═════ Dataset rows
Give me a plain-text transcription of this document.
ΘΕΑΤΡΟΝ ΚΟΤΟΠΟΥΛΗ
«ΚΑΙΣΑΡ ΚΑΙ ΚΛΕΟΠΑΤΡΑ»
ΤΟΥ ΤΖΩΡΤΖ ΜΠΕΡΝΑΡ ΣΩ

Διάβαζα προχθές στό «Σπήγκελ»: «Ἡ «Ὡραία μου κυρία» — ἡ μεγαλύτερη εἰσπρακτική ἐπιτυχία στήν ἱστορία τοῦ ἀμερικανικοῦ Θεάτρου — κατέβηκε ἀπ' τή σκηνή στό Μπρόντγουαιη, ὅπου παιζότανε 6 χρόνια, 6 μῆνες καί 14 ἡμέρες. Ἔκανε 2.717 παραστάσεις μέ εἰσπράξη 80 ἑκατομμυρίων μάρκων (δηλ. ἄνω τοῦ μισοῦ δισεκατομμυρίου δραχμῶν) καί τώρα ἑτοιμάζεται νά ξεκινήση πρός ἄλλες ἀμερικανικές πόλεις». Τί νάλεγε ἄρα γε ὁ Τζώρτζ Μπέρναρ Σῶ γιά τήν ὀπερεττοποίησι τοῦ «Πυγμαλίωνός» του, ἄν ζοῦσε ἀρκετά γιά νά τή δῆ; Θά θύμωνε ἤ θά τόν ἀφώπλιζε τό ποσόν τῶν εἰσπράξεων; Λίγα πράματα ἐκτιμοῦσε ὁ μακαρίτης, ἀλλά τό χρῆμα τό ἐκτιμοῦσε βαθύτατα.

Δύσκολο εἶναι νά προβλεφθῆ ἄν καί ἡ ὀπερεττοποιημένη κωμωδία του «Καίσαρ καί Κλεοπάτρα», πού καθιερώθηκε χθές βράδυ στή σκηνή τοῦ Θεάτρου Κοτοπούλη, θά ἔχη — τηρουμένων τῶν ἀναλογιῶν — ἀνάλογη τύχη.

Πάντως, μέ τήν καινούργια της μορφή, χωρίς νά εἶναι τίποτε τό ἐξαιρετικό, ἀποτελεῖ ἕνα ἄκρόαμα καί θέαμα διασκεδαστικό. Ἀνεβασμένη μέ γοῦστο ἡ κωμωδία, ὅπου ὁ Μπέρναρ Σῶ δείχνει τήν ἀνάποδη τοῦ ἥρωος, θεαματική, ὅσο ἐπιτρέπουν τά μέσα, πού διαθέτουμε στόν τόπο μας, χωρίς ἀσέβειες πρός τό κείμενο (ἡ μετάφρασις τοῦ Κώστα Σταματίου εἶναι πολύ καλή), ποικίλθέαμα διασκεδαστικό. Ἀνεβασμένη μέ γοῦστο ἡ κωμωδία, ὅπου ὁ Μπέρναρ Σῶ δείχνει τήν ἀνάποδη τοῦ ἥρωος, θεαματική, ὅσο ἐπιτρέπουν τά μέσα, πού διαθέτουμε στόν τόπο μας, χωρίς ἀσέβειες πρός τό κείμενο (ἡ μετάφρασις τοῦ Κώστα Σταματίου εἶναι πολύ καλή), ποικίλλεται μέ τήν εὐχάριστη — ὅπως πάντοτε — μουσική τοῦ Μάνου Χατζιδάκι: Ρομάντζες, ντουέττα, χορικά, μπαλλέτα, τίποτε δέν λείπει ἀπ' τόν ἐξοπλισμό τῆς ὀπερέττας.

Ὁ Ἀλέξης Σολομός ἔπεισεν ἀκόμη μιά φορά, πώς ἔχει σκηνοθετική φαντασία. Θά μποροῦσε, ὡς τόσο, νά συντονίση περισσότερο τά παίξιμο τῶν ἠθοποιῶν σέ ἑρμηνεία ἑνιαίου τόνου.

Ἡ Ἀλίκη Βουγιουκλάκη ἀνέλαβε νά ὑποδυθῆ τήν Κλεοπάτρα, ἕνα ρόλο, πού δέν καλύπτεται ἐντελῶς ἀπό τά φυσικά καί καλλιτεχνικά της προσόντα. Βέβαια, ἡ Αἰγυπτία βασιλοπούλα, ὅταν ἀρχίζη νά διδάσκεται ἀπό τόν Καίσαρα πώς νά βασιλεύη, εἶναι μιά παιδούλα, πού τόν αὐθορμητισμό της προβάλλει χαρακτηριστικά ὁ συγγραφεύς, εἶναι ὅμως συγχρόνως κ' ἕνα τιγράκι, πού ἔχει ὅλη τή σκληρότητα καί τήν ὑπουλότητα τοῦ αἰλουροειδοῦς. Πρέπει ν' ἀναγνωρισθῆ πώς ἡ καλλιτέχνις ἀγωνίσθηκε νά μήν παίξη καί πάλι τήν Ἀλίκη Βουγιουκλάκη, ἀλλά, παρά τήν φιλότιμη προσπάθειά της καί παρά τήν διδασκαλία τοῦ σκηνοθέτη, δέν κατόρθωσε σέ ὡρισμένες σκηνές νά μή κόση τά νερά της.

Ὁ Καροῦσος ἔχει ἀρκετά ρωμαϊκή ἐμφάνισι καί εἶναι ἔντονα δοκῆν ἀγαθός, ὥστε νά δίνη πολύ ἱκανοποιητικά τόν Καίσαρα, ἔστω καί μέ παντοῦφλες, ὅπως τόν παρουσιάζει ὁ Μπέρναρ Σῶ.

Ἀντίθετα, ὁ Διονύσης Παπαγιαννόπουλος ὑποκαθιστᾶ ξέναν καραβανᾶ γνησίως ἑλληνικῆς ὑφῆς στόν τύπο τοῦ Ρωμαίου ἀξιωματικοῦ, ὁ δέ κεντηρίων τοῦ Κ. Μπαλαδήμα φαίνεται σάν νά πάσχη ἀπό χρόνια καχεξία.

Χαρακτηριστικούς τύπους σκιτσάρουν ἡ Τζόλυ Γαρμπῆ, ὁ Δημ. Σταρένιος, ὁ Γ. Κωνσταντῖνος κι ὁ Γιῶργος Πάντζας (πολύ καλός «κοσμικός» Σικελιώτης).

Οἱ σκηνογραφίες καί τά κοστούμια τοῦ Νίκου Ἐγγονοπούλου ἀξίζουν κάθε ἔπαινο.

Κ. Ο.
══════════
Stated goal
Every record shown above must be echoed exactly.

Expected answer
Give me a plain-text transcription of this document.
ΘΕΑΤΡΟΝ ΚΟΤΟΠΟΥΛΗ
«ΚΑΙΣΑΡ ΚΑΙ ΚΛΕΟΠΑΤΡΑ»
ΤΟΥ ΤΖΩΡΤΖ ΜΠΕΡΝΑΡ ΣΩ

Διάβαζα προχθές στό «Σπήγκελ»: «Ἡ «Ὡραία μου κυρία» — ἡ μεγαλύτερη εἰσπρακτική ἐπιτυχία στήν ἱστορία τοῦ ἀμερικανικοῦ Θεάτρου — κατέβηκε ἀπ' τή σκηνή στό Μπρόντγουαιη, ὅπου παιζότανε 6 χρόνια, 6 μῆνες καί 14 ἡμέρες. Ἔκανε 2.717 παραστάσεις μέ εἰσπράξη 80 ἑκατομμυρίων μάρκων (δηλ. ἄνω τοῦ μισοῦ δισεκατομμυρίου δραχμῶν) καί τώρα ἑτοιμάζεται νά ξεκινήση πρός ἄλλες ἀμερικανικές πόλεις». Τί νάλεγε ἄρα γε ὁ Τζώρτζ Μπέρναρ Σῶ γιά τήν ὀπερεττοποίησι τοῦ «Πυγμαλίωνός» του, ἄν ζοῦσε ἀρκετά γιά νά τή δῆ; Θά θύμωνε ἤ θά τόν ἀφώπλιζε τό ποσόν τῶν εἰσπράξεων; Λίγα πράματα ἐκτιμοῦσε ὁ μακαρίτης, ἀλλά τό χρῆμα τό ἐκτιμοῦσε βαθύτατα.

Δύσκολο εἶναι νά προβλεφθῆ ἄν καί ἡ ὀπερεττοποιημένη κωμωδία του «Καίσαρ καί Κλεοπάτρα», πού καθιερώθηκε χθές βράδυ στή σκηνή τοῦ Θεάτρου Κοτοπούλη, θά ἔχη — τηρουμένων τῶν ἀναλογιῶν — ἀνάλογη τύχη.

Πάντως, μέ τήν καινούργια της μορφή, χωρίς νά εἶναι τίποτε τό ἐξαιρετικό, ἀποτελεῖ ἕνα ἄκρόαμα καί θέαμα διασκεδαστικό. Ἀνεβασμένη μέ γοῦστο ἡ κωμωδία, ὅπου ὁ Μπέρναρ Σῶ δείχνει τήν ἀνάποδη τοῦ ἥρωος, θεαματική, ὅσο ἐπιτρέπουν τά μέσα, πού διαθέτουμε στόν τόπο μας, χωρίς ἀσέβειες πρός τό κείμενο (ἡ μετάφρασις τοῦ Κώστα Σταματίου εἶναι πολύ καλή), ποικίλθέαμα διασκεδαστικό. Ἀνεβασμένη μέ γοῦστο ἡ κωμωδία, ὅπου ὁ Μπέρναρ Σῶ δείχνει τήν ἀνάποδη τοῦ ἥρωος, θεαματική, ὅσο ἐπιτρέπουν τά μέσα, πού διαθέτουμε στόν τόπο μας, χωρίς ἀσέβειες πρός τό κείμενο (ἡ μετάφρασις τοῦ Κώστα Σταματίου εἶναι πολύ καλή), ποικίλλεται μέ τήν εὐχάριστη — ὅπως πάντοτε — μουσική τοῦ Μάνου Χατζιδάκι: Ρομάντζες, ντουέττα, χορικά, μπαλλέτα, τίποτε δέν λείπει ἀπ' τόν ἐξοπλισμό τῆς ὀπερέττας.

Ὁ Ἀλέξης Σολομός ἔπεισεν ἀκόμη μιά φορά, πώς ἔχει σκηνοθετική φαντασία. Θά μποροῦσε, ὡς τόσο, νά συντονίση περισσότερο τά παίξιμο τῶν ἠθοποιῶν σέ ἑρμηνεία ἑνιαίου τόνου.

Ἡ Ἀλίκη Βουγιουκλάκη ἀνέλαβε νά ὑποδυθῆ τήν Κλεοπάτρα, ἕνα ρόλο, πού δέν καλύπτεται ἐντελῶς ἀπό τά φυσικά καί καλλιτεχνικά της προσόντα. Βέβαια, ἡ Αἰγυπτία βασιλοπούλα, ὅταν ἀρχίζη νά διδάσκεται ἀπό τόν Καίσαρα πώς νά βασιλεύη, εἶναι μιά παιδούλα, πού τόν αὐθορμητισμό της προβάλλει χαρακτηριστικά ὁ συγγραφεύς, εἶναι ὅμως συγχρόνως κ' ἕνα τιγράκι, πού ἔχει ὅλη τή σκληρότητα καί τήν ὑπουλότητα τοῦ αἰλουροειδοῦς. Πρέπει ν' ἀναγνωρισθῆ πώς ἡ καλλιτέχνις ἀγωνίσθηκε νά μήν παίξη καί πάλι τήν Ἀλίκη Βουγιουκλάκη, ἀλλά, παρά τήν φιλότιμη προσπάθειά της καί παρά τήν διδασκαλία τοῦ σκηνοθέτη, δέν κατόρθωσε σέ ὡρισμένες σκηνές νά μή κόση τά νερά της.

Ὁ Καροῦσος ἔχει ἀρκετά ρωμαϊκή ἐμφάνισι καί εἶναι ἔντονα δοκῆν ἀγαθός, ὥστε νά δίνη πολύ ἱκανοποιητικά τόν Καίσαρα, ἔστω καί μέ παντοῦφλες, ὅπως τόν παρουσιάζει ὁ Μπέρναρ Σῶ.

Ἀντίθετα, ὁ Διονύσης Παπαγιαννόπουλος ὑποκαθιστᾶ ξέναν καραβανᾶ γνησίως ἑλληνικῆς ὑφῆς στόν τύπο τοῦ Ρωμαίου ἀξιωματικοῦ, ὁ δέ κεντηρίων τοῦ Κ. Μπαλαδήμα φαίνεται σάν νά πάσχη ἀπό χρόνια καχεξία.

Χαρακτηριστικούς τύπους σκιτσάρουν ἡ Τζόλυ Γαρμπῆ, ὁ Δημ. Σταρένιος, ὁ Γ. Κωνσταντῖνος κι ὁ Γιῶργος Πάντζας (πολύ καλός «κοσμικός» Σικελιώτης).

Οἱ σκηνογραφίες καί τά κοστούμια τοῦ Νίκου Ἐγγονοπούλου ἀξίζουν κάθε ἔπαινο.

Κ. Ο.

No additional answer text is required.